Find the word "Hisense" in the listing; pull out each line holding it.
[Start of Material shown]
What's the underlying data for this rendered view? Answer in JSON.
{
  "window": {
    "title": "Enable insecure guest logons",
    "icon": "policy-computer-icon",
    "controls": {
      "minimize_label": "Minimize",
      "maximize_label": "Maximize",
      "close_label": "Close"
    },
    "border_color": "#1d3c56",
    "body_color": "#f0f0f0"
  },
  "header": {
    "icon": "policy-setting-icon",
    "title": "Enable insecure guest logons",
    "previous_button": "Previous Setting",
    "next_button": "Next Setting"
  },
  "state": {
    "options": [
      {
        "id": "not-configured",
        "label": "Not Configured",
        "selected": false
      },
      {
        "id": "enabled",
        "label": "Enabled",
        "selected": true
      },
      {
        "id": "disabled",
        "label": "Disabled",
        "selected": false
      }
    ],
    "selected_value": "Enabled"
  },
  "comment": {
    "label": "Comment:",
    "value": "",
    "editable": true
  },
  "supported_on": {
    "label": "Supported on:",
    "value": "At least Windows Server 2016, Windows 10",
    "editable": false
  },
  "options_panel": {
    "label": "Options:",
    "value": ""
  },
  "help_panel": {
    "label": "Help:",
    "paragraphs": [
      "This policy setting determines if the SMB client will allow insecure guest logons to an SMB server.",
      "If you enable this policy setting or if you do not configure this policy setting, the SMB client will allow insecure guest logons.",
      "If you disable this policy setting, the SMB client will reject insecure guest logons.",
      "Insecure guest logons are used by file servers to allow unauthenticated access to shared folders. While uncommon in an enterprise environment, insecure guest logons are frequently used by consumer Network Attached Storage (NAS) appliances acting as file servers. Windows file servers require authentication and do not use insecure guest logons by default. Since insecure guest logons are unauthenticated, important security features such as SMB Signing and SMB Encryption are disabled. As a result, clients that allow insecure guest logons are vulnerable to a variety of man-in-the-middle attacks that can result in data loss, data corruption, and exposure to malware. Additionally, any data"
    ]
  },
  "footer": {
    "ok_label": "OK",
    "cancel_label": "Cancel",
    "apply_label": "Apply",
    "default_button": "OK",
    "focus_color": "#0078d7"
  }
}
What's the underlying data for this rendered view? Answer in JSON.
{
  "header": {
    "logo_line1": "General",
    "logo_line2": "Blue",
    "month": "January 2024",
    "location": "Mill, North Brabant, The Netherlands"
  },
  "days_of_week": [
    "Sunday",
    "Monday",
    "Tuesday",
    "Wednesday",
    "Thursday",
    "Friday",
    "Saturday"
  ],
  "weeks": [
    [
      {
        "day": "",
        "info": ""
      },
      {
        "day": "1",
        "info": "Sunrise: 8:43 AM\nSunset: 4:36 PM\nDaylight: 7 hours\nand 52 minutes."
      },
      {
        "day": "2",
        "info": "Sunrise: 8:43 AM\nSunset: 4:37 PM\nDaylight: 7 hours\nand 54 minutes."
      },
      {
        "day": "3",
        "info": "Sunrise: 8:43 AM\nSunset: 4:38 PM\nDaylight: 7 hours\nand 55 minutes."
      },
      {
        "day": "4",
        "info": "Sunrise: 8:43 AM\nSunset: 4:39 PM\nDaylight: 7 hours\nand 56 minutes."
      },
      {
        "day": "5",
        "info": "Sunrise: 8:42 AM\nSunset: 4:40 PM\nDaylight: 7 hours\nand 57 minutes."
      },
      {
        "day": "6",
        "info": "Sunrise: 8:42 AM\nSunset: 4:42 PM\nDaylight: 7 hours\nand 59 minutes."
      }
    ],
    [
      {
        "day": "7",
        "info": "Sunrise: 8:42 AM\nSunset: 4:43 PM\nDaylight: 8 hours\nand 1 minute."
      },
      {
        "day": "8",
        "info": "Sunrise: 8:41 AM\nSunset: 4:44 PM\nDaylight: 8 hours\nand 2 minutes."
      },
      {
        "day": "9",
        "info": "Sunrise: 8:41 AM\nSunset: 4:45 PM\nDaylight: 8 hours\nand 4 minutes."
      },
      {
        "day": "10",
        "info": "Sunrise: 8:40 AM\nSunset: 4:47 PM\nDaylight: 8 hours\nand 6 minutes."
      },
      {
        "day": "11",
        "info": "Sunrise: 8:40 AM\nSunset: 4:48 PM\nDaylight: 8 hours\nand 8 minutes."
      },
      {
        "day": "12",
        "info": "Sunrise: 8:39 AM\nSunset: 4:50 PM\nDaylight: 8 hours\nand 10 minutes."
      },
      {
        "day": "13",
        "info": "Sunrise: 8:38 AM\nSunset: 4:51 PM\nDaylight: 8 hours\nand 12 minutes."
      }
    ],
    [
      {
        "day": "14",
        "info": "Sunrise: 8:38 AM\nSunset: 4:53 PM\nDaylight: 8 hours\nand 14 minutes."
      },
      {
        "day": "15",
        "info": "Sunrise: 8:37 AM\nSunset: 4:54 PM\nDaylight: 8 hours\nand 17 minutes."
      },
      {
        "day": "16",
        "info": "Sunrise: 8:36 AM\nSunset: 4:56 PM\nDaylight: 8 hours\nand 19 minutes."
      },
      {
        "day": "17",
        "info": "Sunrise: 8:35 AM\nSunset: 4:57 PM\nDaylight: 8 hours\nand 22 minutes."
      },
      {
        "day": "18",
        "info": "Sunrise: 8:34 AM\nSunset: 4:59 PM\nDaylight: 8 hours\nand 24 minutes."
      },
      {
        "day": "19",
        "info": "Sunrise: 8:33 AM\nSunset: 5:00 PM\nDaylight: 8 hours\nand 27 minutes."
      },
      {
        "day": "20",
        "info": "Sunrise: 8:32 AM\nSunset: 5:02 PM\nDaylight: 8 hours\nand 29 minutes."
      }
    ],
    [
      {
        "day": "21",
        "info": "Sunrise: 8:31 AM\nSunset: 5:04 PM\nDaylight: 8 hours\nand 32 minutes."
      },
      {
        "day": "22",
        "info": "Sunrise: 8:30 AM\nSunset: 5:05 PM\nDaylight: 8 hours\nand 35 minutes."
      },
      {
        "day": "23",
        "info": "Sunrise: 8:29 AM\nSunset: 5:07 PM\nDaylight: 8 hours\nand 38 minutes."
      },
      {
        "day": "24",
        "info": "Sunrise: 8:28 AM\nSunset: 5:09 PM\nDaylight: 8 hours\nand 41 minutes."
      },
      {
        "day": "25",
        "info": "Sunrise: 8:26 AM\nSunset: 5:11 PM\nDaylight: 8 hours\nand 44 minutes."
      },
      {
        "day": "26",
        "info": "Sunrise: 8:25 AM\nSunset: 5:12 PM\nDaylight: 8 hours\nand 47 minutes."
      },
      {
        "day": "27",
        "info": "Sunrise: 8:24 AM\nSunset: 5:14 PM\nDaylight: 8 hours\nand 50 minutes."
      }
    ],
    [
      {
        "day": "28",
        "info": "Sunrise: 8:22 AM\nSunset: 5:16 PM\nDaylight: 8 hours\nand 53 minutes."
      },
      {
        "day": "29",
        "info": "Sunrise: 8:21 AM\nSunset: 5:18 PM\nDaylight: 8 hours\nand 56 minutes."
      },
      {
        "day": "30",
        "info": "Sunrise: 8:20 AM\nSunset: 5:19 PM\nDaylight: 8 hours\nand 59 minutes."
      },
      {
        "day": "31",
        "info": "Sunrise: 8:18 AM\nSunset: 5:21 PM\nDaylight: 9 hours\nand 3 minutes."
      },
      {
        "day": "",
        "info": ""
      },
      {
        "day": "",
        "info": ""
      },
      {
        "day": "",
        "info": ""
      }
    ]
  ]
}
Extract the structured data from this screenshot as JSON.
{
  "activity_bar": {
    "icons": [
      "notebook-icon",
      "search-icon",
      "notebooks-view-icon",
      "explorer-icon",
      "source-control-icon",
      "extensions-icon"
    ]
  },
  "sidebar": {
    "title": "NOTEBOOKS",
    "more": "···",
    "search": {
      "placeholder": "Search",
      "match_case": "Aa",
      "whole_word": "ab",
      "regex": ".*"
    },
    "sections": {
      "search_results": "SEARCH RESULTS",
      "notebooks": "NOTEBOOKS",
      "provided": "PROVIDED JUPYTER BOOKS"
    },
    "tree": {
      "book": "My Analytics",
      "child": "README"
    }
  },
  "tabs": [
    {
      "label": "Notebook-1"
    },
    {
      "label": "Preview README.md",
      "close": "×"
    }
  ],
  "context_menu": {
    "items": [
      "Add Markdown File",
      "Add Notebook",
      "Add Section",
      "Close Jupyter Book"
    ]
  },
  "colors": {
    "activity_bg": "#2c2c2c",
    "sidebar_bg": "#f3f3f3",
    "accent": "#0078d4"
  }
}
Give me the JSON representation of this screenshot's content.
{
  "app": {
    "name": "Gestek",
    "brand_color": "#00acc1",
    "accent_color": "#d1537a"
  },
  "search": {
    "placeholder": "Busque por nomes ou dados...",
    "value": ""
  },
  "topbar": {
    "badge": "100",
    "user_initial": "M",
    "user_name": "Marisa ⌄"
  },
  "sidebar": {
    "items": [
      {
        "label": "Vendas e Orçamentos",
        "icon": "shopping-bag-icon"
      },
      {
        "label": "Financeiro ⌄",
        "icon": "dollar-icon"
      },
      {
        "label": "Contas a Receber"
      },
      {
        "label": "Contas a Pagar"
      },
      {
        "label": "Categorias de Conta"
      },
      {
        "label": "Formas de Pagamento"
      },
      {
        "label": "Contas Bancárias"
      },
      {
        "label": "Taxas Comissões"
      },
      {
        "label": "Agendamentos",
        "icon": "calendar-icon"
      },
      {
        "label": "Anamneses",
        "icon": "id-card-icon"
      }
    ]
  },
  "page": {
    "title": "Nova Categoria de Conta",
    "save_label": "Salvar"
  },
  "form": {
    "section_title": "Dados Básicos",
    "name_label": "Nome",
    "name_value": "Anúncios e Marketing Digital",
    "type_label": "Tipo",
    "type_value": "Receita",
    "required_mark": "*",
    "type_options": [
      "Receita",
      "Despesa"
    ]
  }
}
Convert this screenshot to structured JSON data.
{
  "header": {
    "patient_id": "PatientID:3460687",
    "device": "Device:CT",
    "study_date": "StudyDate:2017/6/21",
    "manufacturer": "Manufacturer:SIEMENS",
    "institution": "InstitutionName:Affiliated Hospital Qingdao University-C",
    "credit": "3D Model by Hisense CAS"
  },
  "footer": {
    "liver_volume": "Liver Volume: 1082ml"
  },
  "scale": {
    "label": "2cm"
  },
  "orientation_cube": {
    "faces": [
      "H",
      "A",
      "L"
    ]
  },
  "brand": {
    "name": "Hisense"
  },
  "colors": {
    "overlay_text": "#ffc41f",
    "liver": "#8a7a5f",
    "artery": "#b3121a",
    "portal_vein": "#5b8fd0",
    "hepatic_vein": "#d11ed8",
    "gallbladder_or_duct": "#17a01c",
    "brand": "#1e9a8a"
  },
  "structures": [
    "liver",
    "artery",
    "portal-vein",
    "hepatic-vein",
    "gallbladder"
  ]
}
[End of Material shown]
- _The solution_
    "credit": "3D Model by Hisense CAS"
    "name": "Hisense"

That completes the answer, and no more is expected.